## BEGIN Given data
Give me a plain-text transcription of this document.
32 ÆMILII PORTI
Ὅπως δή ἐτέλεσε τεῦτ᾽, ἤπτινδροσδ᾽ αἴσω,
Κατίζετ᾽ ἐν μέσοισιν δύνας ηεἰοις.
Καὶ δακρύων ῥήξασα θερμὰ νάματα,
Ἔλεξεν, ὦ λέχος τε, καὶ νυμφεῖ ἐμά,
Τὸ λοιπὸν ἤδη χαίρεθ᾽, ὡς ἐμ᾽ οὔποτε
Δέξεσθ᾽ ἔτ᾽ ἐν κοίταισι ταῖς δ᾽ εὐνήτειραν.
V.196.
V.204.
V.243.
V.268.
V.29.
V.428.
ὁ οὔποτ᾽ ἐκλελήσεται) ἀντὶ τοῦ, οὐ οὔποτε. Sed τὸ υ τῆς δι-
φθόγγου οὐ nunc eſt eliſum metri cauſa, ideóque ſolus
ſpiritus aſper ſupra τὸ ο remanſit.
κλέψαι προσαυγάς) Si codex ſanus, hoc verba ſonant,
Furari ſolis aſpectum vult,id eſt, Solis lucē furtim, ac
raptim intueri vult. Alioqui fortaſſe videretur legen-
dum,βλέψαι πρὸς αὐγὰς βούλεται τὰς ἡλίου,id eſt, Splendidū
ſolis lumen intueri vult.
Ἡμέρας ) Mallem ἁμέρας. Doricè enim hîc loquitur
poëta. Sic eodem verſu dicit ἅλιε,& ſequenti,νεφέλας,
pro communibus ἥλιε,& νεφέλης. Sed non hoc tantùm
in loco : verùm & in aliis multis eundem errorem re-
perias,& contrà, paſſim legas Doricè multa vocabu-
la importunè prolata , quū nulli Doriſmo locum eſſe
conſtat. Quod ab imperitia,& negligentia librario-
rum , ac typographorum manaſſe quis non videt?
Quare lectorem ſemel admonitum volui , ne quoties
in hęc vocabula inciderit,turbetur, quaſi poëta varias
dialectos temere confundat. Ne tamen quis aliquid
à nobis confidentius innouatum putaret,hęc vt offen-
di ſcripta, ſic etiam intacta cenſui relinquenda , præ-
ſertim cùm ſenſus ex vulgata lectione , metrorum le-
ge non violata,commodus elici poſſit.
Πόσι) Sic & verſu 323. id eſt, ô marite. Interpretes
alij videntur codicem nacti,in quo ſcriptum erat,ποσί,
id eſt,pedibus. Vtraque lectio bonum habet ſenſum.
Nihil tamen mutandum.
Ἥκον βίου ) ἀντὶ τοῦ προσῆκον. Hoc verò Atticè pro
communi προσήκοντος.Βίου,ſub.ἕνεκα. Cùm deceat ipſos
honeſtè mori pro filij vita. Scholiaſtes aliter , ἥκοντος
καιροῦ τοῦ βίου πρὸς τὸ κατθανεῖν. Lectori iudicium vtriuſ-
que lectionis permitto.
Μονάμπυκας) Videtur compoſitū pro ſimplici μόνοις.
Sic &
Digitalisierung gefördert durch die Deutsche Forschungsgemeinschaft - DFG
## END Given data
**What is needed**
Each of the records should be retyped exactly.

**Task solution**
Give me a plain-text transcription of this document.
32 ÆMILII PORTI
Ὅπως δή ἐτέλεσε τεῦτ᾽, ἤπτινδροσδ᾽ αἴσω,
Κατίζετ᾽ ἐν μέσοισιν δύνας ηεἰοις.
Καὶ δακρύων ῥήξασα θερμὰ νάματα,
Ἔλεξεν, ὦ λέχος τε, καὶ νυμφεῖ ἐμά,
Τὸ λοιπὸν ἤδη χαίρεθ᾽, ὡς ἐμ᾽ οὔποτε
Δέξεσθ᾽ ἔτ᾽ ἐν κοίταισι ταῖς δ᾽ εὐνήτειραν.
V.196.
V.204.
V.243.
V.268.
V.29.
V.428.
ὁ οὔποτ᾽ ἐκλελήσεται) ἀντὶ τοῦ, οὐ οὔποτε. Sed τὸ υ τῆς δι-
φθόγγου οὐ nunc eſt eliſum metri cauſa, ideóque ſolus
ſpiritus aſper ſupra τὸ ο remanſit.
κλέψαι προσαυγάς) Si codex ſanus, hoc verba ſonant,
Furari ſolis aſpectum vult,id eſt, Solis lucē furtim, ac
raptim intueri vult. Alioqui fortaſſe videretur legen-
dum,βλέψαι πρὸς αὐγὰς βούλεται τὰς ἡλίου,id eſt, Splendidū
ſolis lumen intueri vult.
Ἡμέρας ) Mallem ἁμέρας. Doricè enim hîc loquitur
poëta. Sic eodem verſu dicit ἅλιε,& ſequenti,νεφέλας,
pro communibus ἥλιε,& νεφέλης. Sed non hoc tantùm
in loco : verùm & in aliis multis eundem errorem re-
perias,& contrà, paſſim legas Doricè multa vocabu-
la importunè prolata , quū nulli Doriſmo locum eſſe
conſtat. Quod ab imperitia,& negligentia librario-
rum , ac typographorum manaſſe quis non videt?
Quare lectorem ſemel admonitum volui , ne quoties
in hęc vocabula inciderit,turbetur, quaſi poëta varias
dialectos temere confundat. Ne tamen quis aliquid
à nobis confidentius innouatum putaret,hęc vt offen-
di ſcripta, ſic etiam intacta cenſui relinquenda , præ-
ſertim cùm ſenſus ex vulgata lectione , metrorum le-
ge non violata,commodus elici poſſit.
Πόσι) Sic & verſu 323. id eſt, ô marite. Interpretes
alij videntur codicem nacti,in quo ſcriptum erat,ποσί,
id eſt,pedibus. Vtraque lectio bonum habet ſenſum.
Nihil tamen mutandum.
Ἥκον βίου ) ἀντὶ τοῦ προσῆκον. Hoc verò Atticè pro
communi προσήκοντος.Βίου,ſub.ἕνεκα. Cùm deceat ipſos
honeſtè mori pro filij vita. Scholiaſtes aliter , ἥκοντος
καιροῦ τοῦ βίου πρὸς τὸ κατθανεῖν. Lectori iudicium vtriuſ-
que lectionis permitto.
Μονάμπυκας) Videtur compoſitū pro ſimplici μόνοις.
Sic &
Digitalisierung gefördert durch die Deutsche Forschungsgemeinschaft - DFG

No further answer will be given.